Page>
Smart meters

By: on March 31, 2015

I’ve been using a micro-controller to automatically dim lights according to the time of day and ambient light conditions. At some point, I decided it would be easier to tinker with if I just used a raspberry pi, logged into it, and edited a python program.

This doesn’t work: The pi basically can’t do PWM – when you change the value, the light visibly flickers. It’s not an easy thing to do without dedicated timer hardware.

Back then to a little micro-controller eval board, then…

What if I can have it both ways? All but the most primitive REPL is going to be a bit heavy for devices that typically have 10s of Ks or RAM, but a remote REPL that injected code into a byte code interpreter could be feasible.

I haven’t found anything quite like this, but a great starting point is Picobit scheme. I’ve got it running on one of these. You can see my port here. I’m busy adding remote debugging support. At the moment I’ve only got as far as getting the compiler to emit a source code map for the byte code.

Another thread of investigation I’m following is porting Bletchley to Scheme. I’m interested in that because it’s easy: Bletchley is S-Exp based, and I could embed a small scheme interpreter like Tiny Scheme or Chibi Scheme to make Bletchley available in a C based environment.

This sounds like an article about evaluating Scheme interpreters, So why the title?

Bletchley is a very good basis for secure communication in this context: It’s flexible key management could be used to limit the authority of any one actor in the system. Master keys need never get any where near the internet, but time limited keys could always be issued in emergencies, to expedite recovery, for example.

Problems to solve>
a) In the smart meters post, which Scheme system does the writer call a great starting point for a remote REPL?
b) Echo the smart meters post between "This doesn’t work: The" and "the byte code.", inclusive.
c) Proceed with the smart meters post from the point where it stops.

Data excerpts>
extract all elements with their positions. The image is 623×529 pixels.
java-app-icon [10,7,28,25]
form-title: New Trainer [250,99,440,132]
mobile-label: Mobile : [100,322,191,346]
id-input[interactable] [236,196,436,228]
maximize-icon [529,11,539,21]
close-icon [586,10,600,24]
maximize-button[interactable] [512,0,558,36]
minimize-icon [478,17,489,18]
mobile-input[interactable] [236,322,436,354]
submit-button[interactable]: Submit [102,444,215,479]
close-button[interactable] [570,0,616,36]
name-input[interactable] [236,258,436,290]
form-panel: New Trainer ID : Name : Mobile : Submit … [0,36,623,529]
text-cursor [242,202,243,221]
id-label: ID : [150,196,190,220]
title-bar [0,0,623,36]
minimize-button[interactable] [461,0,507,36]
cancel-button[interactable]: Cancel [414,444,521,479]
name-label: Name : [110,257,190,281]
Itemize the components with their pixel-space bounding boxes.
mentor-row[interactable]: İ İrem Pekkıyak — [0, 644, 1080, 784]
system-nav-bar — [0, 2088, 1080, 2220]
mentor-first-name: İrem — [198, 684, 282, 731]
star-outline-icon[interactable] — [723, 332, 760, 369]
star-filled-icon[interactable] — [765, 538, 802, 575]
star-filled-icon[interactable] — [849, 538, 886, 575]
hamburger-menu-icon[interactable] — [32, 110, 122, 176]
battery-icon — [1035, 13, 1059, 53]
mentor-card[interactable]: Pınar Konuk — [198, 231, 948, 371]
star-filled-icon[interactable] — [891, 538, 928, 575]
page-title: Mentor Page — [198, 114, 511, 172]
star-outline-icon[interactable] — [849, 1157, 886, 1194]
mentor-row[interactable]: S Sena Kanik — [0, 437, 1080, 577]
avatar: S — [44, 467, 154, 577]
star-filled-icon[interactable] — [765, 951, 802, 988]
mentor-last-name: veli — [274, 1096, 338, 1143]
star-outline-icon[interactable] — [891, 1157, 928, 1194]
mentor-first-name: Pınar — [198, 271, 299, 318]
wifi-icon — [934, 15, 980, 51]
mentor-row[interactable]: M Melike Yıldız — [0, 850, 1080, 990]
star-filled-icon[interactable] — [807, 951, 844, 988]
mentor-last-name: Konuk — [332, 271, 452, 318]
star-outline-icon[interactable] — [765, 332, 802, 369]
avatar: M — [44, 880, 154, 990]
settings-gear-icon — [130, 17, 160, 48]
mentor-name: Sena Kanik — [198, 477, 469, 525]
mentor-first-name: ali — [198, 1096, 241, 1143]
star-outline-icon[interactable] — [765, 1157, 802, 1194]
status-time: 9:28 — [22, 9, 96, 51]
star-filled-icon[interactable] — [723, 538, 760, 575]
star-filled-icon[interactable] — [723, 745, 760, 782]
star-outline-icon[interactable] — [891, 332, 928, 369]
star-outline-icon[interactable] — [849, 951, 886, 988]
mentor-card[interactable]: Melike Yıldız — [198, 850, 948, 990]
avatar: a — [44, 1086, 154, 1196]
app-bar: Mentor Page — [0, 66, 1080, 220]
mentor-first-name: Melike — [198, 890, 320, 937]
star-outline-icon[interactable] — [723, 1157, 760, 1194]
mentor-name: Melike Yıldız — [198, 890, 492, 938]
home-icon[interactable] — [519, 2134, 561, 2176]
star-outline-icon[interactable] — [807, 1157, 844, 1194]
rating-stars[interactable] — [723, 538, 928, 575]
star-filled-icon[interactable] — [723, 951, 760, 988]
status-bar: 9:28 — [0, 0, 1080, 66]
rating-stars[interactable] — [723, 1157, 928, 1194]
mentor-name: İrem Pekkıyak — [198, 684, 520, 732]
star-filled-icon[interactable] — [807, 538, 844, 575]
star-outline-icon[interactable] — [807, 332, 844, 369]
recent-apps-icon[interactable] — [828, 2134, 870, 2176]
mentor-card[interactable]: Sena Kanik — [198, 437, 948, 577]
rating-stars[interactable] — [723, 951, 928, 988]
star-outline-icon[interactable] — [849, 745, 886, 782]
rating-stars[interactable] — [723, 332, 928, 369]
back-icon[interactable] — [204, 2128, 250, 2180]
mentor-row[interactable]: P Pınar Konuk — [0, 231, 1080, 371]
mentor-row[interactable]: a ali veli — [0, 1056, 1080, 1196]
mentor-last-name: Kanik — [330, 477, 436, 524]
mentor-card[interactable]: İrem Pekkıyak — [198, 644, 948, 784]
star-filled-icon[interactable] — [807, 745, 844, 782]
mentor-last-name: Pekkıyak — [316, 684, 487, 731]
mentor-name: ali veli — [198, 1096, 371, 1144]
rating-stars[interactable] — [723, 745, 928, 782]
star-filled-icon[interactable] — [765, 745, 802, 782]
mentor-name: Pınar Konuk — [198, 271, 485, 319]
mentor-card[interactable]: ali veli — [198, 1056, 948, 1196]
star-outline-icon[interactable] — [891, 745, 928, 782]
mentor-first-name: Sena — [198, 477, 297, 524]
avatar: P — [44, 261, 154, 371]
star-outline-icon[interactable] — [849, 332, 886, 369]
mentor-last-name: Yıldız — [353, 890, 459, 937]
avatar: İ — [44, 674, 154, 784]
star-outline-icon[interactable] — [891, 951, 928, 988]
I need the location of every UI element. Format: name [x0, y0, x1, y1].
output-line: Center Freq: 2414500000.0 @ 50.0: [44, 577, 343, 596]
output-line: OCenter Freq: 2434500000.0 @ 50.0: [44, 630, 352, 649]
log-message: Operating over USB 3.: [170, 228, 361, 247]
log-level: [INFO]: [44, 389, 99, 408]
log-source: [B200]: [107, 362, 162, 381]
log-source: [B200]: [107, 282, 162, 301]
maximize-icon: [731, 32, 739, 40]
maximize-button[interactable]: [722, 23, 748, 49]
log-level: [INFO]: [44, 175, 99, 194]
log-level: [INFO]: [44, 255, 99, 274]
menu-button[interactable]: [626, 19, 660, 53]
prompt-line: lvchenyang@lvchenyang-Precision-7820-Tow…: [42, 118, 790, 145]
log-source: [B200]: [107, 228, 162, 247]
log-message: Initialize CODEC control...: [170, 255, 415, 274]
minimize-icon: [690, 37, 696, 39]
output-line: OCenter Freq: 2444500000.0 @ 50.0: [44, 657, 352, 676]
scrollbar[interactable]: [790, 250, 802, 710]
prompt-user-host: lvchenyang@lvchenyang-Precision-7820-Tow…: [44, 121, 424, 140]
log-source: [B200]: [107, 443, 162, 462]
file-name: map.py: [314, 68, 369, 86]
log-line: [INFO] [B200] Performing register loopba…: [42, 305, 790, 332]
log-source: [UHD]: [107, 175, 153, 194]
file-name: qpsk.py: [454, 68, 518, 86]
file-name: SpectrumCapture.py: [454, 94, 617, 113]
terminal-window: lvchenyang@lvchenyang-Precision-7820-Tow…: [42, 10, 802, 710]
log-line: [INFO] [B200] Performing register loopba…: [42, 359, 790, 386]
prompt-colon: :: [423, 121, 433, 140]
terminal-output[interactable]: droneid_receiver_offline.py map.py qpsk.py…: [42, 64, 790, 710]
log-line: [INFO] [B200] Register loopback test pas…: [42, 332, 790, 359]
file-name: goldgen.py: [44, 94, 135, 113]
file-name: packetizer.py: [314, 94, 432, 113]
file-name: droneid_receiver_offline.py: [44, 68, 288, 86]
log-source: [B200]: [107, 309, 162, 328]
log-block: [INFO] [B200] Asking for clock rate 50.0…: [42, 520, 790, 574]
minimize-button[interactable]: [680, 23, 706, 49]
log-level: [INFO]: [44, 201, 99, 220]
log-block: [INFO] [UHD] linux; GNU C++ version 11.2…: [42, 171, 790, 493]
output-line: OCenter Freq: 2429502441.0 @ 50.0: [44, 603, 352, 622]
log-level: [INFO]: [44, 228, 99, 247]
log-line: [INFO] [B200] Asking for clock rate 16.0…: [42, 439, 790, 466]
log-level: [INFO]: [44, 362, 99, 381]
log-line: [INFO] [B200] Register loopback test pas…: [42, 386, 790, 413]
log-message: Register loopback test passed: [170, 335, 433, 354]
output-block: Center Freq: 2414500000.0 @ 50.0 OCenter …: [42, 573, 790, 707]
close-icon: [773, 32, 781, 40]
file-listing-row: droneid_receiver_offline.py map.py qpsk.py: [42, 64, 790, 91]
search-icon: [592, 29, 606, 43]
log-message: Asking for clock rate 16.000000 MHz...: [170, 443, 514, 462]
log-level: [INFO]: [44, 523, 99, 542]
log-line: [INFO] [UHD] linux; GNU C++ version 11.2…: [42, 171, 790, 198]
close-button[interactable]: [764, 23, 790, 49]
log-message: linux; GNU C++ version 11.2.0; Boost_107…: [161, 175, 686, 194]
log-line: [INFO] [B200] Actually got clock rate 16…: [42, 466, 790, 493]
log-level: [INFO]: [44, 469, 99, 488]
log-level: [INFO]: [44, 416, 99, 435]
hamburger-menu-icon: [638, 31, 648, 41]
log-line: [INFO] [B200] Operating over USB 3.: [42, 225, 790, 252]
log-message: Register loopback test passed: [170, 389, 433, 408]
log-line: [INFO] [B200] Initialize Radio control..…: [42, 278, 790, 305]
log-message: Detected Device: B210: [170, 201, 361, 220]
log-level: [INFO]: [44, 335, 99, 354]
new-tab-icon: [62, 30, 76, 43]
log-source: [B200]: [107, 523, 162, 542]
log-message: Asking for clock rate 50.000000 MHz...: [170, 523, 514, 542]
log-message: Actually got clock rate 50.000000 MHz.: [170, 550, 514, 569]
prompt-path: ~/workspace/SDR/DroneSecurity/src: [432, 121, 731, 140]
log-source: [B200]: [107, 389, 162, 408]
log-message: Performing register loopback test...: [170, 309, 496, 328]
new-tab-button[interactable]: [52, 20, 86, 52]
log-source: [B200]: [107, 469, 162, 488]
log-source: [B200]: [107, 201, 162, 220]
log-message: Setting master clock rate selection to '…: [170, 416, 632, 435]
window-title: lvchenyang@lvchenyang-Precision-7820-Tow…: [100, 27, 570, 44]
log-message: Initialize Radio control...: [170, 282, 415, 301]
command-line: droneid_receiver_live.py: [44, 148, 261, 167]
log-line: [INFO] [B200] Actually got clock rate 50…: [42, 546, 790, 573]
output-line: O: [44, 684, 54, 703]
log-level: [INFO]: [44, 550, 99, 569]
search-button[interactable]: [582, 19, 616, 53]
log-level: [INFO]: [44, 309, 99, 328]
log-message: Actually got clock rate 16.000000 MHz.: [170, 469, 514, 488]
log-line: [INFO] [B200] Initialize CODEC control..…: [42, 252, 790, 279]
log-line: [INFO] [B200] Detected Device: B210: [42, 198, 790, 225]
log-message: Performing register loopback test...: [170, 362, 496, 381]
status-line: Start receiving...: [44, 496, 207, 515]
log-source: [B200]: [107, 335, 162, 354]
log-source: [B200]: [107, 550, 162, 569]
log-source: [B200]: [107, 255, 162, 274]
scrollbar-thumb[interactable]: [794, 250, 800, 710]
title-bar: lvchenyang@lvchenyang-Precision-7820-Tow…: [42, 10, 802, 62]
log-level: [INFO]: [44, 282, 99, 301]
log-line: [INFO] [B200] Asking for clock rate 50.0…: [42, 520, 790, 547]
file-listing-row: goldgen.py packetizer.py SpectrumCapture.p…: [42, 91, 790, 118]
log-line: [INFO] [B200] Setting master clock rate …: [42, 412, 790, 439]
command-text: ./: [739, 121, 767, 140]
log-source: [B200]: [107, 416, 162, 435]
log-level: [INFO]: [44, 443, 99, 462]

Exercise results>
a) Picobit scheme.

b)
This doesn’t work: The pi basically can’t do PWM – when you change the value, the light visibly flickers. It’s not an easy thing to do without dedicated timer hardware.

Back then to a little micro-controller eval board, then…

What if I can have it both ways? All but the most primitive REPL is going to be a bit heavy for devices that typically have 10s of Ks or RAM, but a remote REPL that injected code into a byte code interpreter could be feasible.

I haven’t found anything quite like this, but a great starting point is Picobit scheme. I’ve got it running on one of these. You can see my port here. I’m busy adding remote debugging support. At the moment I’ve only got as far as getting the compiler to emit a source code map for the byte code.

c)
It seems reasonable to assume a version of Bletchley can run in Picobit.

S3 is a tiny TCP/IP stack implemented in Scheme, that already runs in Picobit, so that’s the rest of the communication infrastructure covered.

Running communication code in the safe environment provided by a virtual machine is a great way to keep smart meters secure, and Picobit is small enough to be almost un-noticeable in terms of hardware cost.

S3 is a tiny TCP/IP stack implemented in Scheme, that already runs in Picobit, so a lot of the infrastructure is already present.

In addition, Picobit’s VM is tiny. Formal verification techniques could quite easily be used as a means of QA.



  1. Derrick Anderson says:

    I just want to point out that Pulse Width Modulation is perfectly achievable on the PI, the only issue is the Clock interrupting on a high level script. Any PWM needs to be done on a daemon level to avoid getting interrupted every cycle.


    I ran into this issue using servo’s on my personal project.

  2. David Ireland says:

    A daemon in Unix is simply a process not connected to a terminal. It can certainly still be interrupted (as can any Unix process). You can reduce the risk of being interrupted by setting negative niceness. Perhaps that’s what you mean? I’m assuming in your project you are using bit banging: that is, you manually turn the output on and off, or this would be relevant anyway. I’m using a library that in turn uses a DMA loop. This actually can’t be interrupted, and works perfectly while you don’t change the value, but when it re-writes the buffer, it doesn’t take into where the DMA is up to, which creates a glitch. It’s pretty clearly visible in the light output. Perhaps this glitch is worse than the inaccuracies of bit banging at low frequencies (servos run at 50Hz) but safe motor pwm is generally 10Khz, and bit banging really won’t be accurate enough.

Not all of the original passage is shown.